Il fallait croire aux universités de la couronne, car Amiens, Reims, Orléans ou Tours, c'était de vraies villes construites de douleurs et de joies, contre nous, la haute technocratie à toujours préféré favoriser une croissance de Paris dissimulée et repoussée dans de semi-déserts au sein de villes artificielles.


Revenons au fil du temps. En 1963, le B.R.G.M. tourne sa décentralisation vers Orléans ; de catalyseur, je redeviens simple acteur : d'autres discutent avec la mairie, la S.E.M.P.E.L., mais moi, je parle avec Roger qui m'apprend un peu Orléans. On pose la première pierre du B.R.G.M. fin octobre 1964 ; grâce à M. Cavaud et grâce à notre regretté Dufranc la construction avance vite dans une Sologne détrempée plus proche des marais du Pripet que de la douceur ligérienne, ce qui permet à l'inauguration de la première tranche de bâtiments fin octobre 65 d'emménager matériel et personnel, ce dernier ayant certes des bottes, bien utiles pour les quelques chasseur d'entre nous, à la fête dans cette pré-ville plus riche en gibier qu'en routes ou en habitants. En effet, nous étions seuls avec l'école des travailleuses familiales, les logements des “rapatriés d'Algérie“, les bâtiments provisoires (et encore “vaillants“ aujourd'hui) des embryons de ce qui deviendra les facultés de Sciences et de Droit de l'université créée le 1er janvier 1966. Et pourtant trois ans après tous les services scientifiques et techniques du B.R.G.M. étaient installés à La Source.


La ville et le conseil général avaient mis dès l'origine 80 ha à la disposition du C.N.R.S., en sus des 100 réservés à l'enseignement supérieur ; le C.N.R.S. c'était une nécessité absolue pour réaliser un ensemble scientifique. Or, nous avons eu la chance d'avoir deux amis, et de quel poids : l'un, Hubert Curien, directeur scientifique, puis directeur général du C.N.R.S., ligérien de cœur depuis quelques années, l'autre, Charles Sadron, chercheur prestigieux, qui nous amena sur le tapis volant de sa réputation, l'essentiel de son célèbre laboratoire de biophysique moléculaire. En 1966, Orléans-La Source devient donc une des neuf métropoles de recherche du C.N.R.S. et un de nos rêves pouvait prendre forme, la création d'une trilogie enseignement - C.N.R.S. - organismes de recherche appliquée. De plus, nous étions tous fermement décidés à ne pas laisser Paris faire de cette trilogie, un fourre - tout (encore actuellement Orléans est considéré par la technostructure parisienne comme “une capitale régionale à fonctions incomplètes” mais à jouer des dominantes fonctions des premiers “parieurs” : géosciences, biophysique et biochimie.

::::::

● CONSIGNE: Citez fidèlement le passage de l'extrait qui s'ouvre sur les mots contenant « Il fallait croire » et se clôt sur « de villes artificielles. ». Les lignes suivantes forment un matériau distinct de l'extrait.

::::::

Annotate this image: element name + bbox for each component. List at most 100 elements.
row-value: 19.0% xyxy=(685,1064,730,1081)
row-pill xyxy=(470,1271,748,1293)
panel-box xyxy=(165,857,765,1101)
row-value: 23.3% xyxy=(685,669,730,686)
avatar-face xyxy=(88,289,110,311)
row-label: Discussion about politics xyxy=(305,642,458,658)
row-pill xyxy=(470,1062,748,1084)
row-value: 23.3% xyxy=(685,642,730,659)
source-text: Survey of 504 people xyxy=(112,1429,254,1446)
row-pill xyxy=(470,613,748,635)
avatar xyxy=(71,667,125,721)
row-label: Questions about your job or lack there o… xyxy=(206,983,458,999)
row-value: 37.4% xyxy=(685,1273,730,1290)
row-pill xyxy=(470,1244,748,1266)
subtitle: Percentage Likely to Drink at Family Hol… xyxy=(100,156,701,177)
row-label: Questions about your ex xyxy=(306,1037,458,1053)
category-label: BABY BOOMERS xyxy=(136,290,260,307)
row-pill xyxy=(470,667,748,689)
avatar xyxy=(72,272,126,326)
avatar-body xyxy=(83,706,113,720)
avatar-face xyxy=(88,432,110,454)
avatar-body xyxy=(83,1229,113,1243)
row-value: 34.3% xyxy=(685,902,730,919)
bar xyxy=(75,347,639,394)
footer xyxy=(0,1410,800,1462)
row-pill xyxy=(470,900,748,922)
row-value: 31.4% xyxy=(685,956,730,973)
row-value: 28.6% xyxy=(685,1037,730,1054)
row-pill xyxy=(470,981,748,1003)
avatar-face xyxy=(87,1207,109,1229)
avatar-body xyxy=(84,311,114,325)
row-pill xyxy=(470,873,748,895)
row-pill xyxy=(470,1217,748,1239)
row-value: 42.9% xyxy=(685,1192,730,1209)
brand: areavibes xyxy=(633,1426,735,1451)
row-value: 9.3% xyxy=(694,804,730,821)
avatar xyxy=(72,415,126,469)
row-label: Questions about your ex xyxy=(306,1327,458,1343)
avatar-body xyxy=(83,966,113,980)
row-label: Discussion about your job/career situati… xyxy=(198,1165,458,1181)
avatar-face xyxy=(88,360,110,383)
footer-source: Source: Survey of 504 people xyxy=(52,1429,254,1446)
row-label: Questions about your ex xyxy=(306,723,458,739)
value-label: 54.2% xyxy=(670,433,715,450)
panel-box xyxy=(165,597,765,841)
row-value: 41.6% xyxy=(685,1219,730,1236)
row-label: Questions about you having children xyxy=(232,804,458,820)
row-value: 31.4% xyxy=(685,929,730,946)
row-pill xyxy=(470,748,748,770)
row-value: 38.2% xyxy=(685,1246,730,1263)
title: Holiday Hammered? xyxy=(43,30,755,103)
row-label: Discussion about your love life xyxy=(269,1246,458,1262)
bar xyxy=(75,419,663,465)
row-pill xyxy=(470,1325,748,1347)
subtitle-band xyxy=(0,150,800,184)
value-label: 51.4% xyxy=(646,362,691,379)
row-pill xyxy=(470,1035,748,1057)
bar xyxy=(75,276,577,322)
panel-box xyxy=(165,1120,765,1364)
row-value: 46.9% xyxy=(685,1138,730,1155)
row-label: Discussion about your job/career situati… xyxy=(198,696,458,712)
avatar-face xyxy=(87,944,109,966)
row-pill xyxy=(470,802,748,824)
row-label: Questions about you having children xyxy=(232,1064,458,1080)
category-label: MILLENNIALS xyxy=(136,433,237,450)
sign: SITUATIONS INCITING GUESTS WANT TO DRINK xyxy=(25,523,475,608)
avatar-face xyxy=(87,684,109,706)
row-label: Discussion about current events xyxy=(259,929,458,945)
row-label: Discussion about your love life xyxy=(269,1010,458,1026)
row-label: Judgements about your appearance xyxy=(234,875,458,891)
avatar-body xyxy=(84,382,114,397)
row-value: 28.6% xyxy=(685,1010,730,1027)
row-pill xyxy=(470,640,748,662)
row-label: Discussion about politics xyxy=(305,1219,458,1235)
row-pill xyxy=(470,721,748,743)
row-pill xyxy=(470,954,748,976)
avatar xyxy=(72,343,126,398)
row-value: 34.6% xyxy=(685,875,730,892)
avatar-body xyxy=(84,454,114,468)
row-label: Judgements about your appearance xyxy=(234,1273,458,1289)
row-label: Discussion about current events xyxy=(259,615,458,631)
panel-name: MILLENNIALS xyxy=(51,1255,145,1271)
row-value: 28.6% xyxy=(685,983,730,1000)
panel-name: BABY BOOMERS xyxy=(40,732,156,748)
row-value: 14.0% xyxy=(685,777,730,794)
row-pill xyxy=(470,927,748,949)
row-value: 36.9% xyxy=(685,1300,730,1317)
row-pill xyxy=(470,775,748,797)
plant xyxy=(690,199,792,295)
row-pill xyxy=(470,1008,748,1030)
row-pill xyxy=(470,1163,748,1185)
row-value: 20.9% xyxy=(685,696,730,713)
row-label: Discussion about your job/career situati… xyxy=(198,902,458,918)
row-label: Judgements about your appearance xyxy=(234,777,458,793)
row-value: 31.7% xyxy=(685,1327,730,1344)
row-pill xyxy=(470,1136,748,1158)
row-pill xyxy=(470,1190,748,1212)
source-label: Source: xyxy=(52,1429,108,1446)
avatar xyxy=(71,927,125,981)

::::::

● CORRIGÉ:
Il fallait croire aux universités de la couronne, car Amiens, Reims, Orléans ou Tours, c'était de vraies villes construites de douleurs et de joies, contre nous, la haute technocratie à toujours préféré favoriser une croissance de Paris dissimulée et repoussée dans de semi-déserts au sein de villes artificielles.